SHORT TASK: Extract every record, exactly as written, and ignore the pictures.
****
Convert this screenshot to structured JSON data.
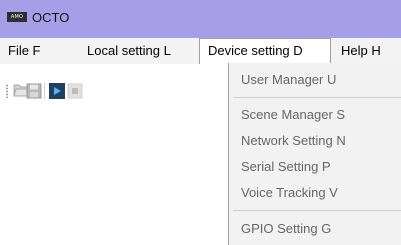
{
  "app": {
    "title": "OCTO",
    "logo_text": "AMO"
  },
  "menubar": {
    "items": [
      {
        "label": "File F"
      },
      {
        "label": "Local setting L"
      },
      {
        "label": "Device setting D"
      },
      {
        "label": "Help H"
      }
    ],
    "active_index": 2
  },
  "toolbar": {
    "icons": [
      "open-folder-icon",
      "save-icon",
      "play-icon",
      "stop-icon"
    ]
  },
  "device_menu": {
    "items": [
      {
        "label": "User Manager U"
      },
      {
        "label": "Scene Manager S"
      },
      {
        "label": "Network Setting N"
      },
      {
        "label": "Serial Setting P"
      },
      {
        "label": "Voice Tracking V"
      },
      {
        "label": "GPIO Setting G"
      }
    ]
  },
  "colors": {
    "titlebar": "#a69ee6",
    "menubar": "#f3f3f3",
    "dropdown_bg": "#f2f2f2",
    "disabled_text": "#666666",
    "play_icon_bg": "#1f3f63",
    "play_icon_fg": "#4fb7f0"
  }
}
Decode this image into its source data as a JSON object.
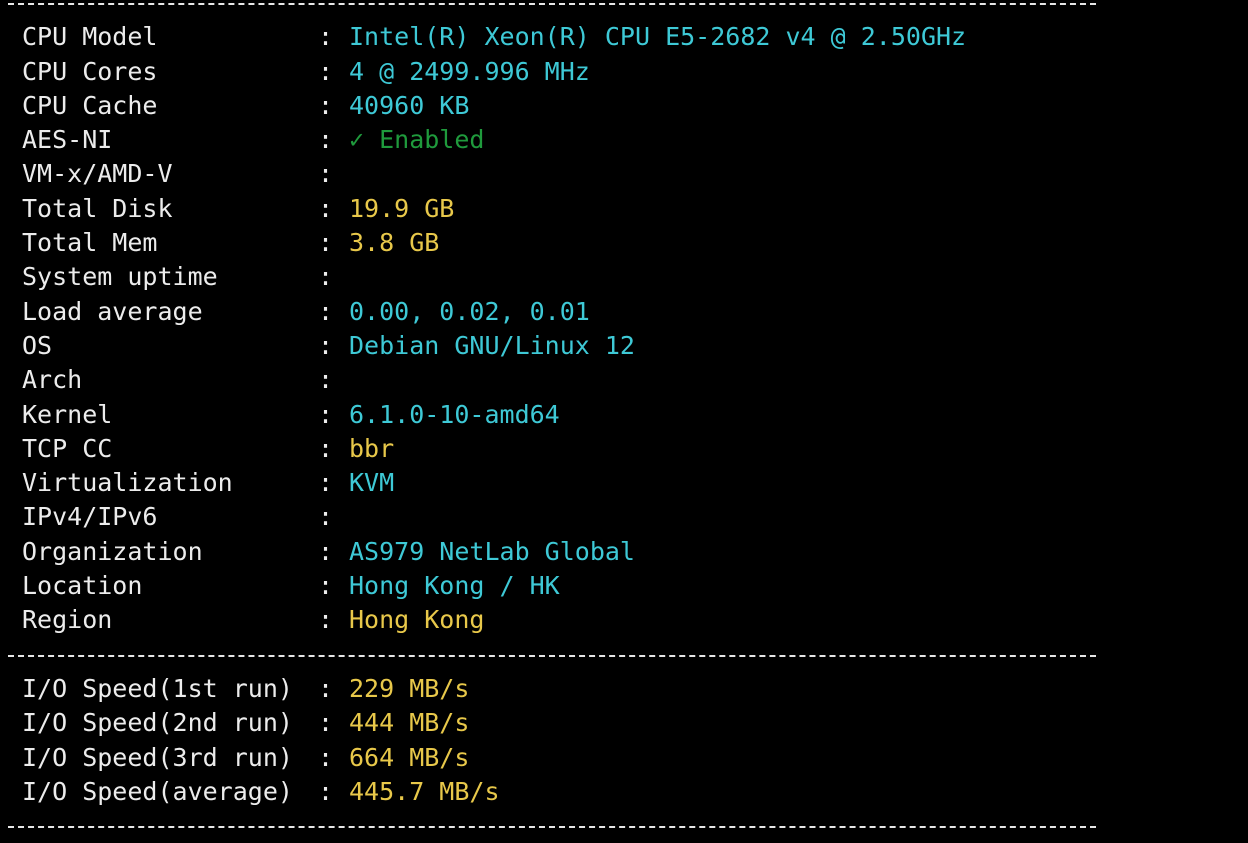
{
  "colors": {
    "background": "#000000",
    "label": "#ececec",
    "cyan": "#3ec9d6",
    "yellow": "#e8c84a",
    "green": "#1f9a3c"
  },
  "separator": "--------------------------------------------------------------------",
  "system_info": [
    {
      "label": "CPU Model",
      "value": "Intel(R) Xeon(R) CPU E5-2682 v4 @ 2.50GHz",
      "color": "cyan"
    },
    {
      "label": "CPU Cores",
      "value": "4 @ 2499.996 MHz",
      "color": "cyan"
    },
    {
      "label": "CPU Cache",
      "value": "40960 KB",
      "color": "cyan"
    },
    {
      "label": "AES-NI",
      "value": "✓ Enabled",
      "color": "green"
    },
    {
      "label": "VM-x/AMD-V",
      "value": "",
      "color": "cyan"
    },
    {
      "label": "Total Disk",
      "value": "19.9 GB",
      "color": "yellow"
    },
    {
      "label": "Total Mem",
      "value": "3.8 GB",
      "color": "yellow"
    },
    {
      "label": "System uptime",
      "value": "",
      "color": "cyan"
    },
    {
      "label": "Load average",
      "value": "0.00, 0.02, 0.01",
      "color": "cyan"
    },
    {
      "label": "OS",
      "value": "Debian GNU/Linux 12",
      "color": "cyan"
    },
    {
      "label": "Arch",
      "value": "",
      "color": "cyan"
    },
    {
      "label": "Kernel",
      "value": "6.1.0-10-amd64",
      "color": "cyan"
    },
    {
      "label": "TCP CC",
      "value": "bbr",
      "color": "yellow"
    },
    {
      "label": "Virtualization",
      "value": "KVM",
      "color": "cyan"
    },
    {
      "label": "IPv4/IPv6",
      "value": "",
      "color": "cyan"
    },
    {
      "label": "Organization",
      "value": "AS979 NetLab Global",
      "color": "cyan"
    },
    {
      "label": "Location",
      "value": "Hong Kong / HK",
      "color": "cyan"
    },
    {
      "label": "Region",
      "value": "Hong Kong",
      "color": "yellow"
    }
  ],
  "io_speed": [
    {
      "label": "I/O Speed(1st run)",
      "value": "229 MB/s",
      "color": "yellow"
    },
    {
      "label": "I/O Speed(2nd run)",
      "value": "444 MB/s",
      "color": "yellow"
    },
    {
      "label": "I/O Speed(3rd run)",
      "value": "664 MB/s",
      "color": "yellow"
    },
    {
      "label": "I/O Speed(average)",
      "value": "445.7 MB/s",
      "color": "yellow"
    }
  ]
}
****
RESULT:
Convert this screenshot to structured JSON data.
{
  "app": {
    "title": "OCTO",
    "logo_text": "AMO"
  },
  "menubar": {
    "items": [
      {
        "label": "File F"
      },
      {
        "label": "Local setting L"
      },
      {
        "label": "Device setting D"
      },
      {
        "label": "Help H"
      }
    ],
    "active_index": 2
  },
  "toolbar": {
    "icons": [
      "open-folder-icon",
      "save-icon",
      "play-icon",
      "stop-icon"
    ]
  },
  "device_menu": {
    "items": [
      {
        "label": "User Manager U"
      },
      {
        "label": "Scene Manager S"
      },
      {
        "label": "Network Setting N"
      },
      {
        "label": "Serial Setting P"
      },
      {
        "label": "Voice Tracking V"
      },
      {
        "label": "GPIO Setting G"
      }
    ]
  },
  "colors": {
    "titlebar": "#a69ee6",
    "menubar": "#f3f3f3",
    "dropdown_bg": "#f2f2f2",
    "disabled_text": "#666666",
    "play_icon_bg": "#1f3f63",
    "play_icon_fg": "#4fb7f0"
  }
}
Decode this image into its source data as a JSON object.
{
  "colors": {
    "background": "#000000",
    "label": "#ececec",
    "cyan": "#3ec9d6",
    "yellow": "#e8c84a",
    "green": "#1f9a3c"
  },
  "separator": "--------------------------------------------------------------------",
  "system_info": [
    {
      "label": "CPU Model",
      "value": "Intel(R) Xeon(R) CPU E5-2682 v4 @ 2.50GHz",
      "color": "cyan"
    },
    {
      "label": "CPU Cores",
      "value": "4 @ 2499.996 MHz",
      "color": "cyan"
    },
    {
      "label": "CPU Cache",
      "value": "40960 KB",
      "color": "cyan"
    },
    {
      "label": "AES-NI",
      "value": "✓ Enabled",
      "color": "green"
    },
    {
      "label": "VM-x/AMD-V",
      "value": "",
      "color": "cyan"
    },
    {
      "label": "Total Disk",
      "value": "19.9 GB",
      "color": "yellow"
    },
    {
      "label": "Total Mem",
      "value": "3.8 GB",
      "color": "yellow"
    },
    {
      "label": "System uptime",
      "value": "",
      "color": "cyan"
    },
    {
      "label": "Load average",
      "value": "0.00, 0.02, 0.01",
      "color": "cyan"
    },
    {
      "label": "OS",
      "value": "Debian GNU/Linux 12",
      "color": "cyan"
    },
    {
      "label": "Arch",
      "value": "",
      "color": "cyan"
    },
    {
      "label": "Kernel",
      "value": "6.1.0-10-amd64",
      "color": "cyan"
    },
    {
      "label": "TCP CC",
      "value": "bbr",
      "color": "yellow"
    },
    {
      "label": "Virtualization",
      "value": "KVM",
      "color": "cyan"
    },
    {
      "label": "IPv4/IPv6",
      "value": "",
      "color": "cyan"
    },
    {
      "label": "Organization",
      "value": "AS979 NetLab Global",
      "color": "cyan"
    },
    {
      "label": "Location",
      "value": "Hong Kong / HK",
      "color": "cyan"
    },
    {
      "label": "Region",
      "value": "Hong Kong",
      "color": "yellow"
    }
  ],
  "io_speed": [
    {
      "label": "I/O Speed(1st run)",
      "value": "229 MB/s",
      "color": "yellow"
    },
    {
      "label": "I/O Speed(2nd run)",
      "value": "444 MB/s",
      "color": "yellow"
    },
    {
      "label": "I/O Speed(3rd run)",
      "value": "664 MB/s",
      "color": "yellow"
    },
    {
      "label": "I/O Speed(average)",
      "value": "445.7 MB/s",
      "color": "yellow"
    }
  ]
}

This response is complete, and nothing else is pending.